BEGIN Supplied passage
I’m currently developing a Firefox extension using Next.js as the frontend framework. During development, some dynamic components (toolbars, modals, etc.) are inserted into the DOM using innerHTML for convenience and performance.
However, upon submitting the extension to AMO, I encountered security warnings related to innerHTML usage, including for auto-generated files from the Next.js build process. The reviewer flagged these as unsafe even though:
The HTML being injected is static and defined within the extension codebase (not influenced by external input).
No user-generated or third-party content is involved in the DOM manipulation.
Some flagged innerHTML assignments come from Next.js runtime-generated code, which is not directly written or modified by me.
How can I safely justify the use of innerHTML in my case, especially for static or framework-generated content?
How should I handle innerHTML usage in Next.js, given that it automatically generates some of these assignments? Are there known workarounds or build options?
Are there Mozilla-approved alternatives or libraries for injecting HTML safely that are suitable for use in browser extensions built with modern frameworks like Next.js?
@koushik, for clarity, are you referring to the “Unsafe assignment to innerHTML” warning you included as a screenshot in your post or did a reviewer reject a submission? I’m asking because if you’re referring to the screenshot, I’m pretty sure that message coming from the automated check that AMO runs upload a new version, not a human reviewer. That warning shouldn’t prevent you from submitting the version for review.
I’m not too familiar with Next.js. Is the version of the extension that you’re submitting building using produciton optimizations or is it a development build? Some frameworks and bundlers have different build processes depending on which environment you’re targeting. This is usually used to enable things like hot module reloading and skip things like tree shaking during development.
I dug around a bit and it appears that Next.js should use tree shaking when building. As such, I think the innerHTML references should be removed as long as nothing calls those code paths. Are you using (or do you have a dependency that uses) dangerouslySetInnerHTML? This is a React property that explicitly uses innerHTML under the hood.
END Supplied passage
BEGIN Dataset
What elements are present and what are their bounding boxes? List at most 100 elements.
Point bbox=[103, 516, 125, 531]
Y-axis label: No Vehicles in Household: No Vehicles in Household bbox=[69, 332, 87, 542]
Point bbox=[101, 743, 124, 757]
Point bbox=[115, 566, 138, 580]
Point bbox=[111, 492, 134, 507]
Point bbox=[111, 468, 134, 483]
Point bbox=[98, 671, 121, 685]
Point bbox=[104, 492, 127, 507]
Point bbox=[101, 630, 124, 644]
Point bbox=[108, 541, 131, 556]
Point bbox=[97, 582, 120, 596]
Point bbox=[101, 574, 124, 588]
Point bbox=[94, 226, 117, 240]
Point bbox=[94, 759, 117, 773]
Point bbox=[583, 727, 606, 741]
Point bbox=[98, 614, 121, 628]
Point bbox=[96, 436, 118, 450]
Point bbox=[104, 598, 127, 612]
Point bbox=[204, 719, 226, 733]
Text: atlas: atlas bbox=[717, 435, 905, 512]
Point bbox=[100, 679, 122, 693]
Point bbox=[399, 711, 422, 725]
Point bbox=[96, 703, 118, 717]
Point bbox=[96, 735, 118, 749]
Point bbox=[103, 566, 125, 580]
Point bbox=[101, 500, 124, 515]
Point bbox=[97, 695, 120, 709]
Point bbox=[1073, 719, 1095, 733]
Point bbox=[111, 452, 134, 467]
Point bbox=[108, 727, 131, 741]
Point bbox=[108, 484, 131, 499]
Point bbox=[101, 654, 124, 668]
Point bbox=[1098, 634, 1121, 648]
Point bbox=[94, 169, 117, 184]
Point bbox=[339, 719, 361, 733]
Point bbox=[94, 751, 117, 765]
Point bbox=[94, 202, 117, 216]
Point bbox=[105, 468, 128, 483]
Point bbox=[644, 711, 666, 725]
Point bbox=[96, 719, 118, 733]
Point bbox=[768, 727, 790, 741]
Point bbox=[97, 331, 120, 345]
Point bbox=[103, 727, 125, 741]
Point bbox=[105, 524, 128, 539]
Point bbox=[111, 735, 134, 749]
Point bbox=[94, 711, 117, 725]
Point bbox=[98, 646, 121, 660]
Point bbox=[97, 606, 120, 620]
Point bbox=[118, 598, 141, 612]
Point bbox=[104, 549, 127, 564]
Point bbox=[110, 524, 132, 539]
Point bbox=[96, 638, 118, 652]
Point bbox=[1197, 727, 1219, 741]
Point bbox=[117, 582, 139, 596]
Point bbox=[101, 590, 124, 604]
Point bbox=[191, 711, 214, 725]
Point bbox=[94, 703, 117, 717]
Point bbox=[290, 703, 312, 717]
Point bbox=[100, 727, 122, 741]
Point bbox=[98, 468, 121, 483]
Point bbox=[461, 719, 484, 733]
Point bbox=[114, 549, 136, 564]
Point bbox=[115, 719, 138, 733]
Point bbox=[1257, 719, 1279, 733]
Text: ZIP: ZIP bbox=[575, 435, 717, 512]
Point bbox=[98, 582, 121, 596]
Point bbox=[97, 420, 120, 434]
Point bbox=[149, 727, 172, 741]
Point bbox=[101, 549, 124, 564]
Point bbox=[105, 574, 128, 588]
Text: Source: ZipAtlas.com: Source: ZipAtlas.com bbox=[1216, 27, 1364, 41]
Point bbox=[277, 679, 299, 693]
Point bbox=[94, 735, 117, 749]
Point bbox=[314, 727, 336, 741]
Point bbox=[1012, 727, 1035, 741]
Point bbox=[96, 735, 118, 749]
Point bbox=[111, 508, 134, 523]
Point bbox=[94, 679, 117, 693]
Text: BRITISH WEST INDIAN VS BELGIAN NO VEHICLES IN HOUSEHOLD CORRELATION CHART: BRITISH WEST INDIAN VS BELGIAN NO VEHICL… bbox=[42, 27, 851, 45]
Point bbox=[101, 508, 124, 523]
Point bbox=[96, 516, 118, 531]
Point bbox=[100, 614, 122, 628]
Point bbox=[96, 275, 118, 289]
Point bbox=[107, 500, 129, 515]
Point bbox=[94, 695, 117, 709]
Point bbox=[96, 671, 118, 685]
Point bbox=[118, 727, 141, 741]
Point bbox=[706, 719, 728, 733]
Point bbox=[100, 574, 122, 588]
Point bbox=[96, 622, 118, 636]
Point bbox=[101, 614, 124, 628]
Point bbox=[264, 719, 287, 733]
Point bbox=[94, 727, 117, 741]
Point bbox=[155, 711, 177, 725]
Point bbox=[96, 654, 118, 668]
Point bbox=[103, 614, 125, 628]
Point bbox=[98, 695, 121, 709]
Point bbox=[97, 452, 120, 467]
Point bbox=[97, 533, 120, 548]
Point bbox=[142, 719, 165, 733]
END Dataset
Questions
a) Reproduce the part of the innerHTML thread starting with "No user-generated or" and going on through "or build options?".
b) In the innerHTML thread, why does the reply expect the innerHTML references to be removed from the build?

Answers provided
a)
No user-generated or third-party content is involved in the DOM manipulation.
Some flagged innerHTML assignments come from Next.js runtime-generated code, which is not directly written or modified by me.
How can I safely justify the use of innerHTML in my case, especially for static or framework-generated content?
How should I handle innerHTML usage in Next.js, given that it automatically generates some of these assignments? Are there known workarounds or build options?

b) The reply notes that Next.js appears to use tree shaking when building. Because of that, it expects the innerHTML references to be dropped as long as nothing calls those code paths.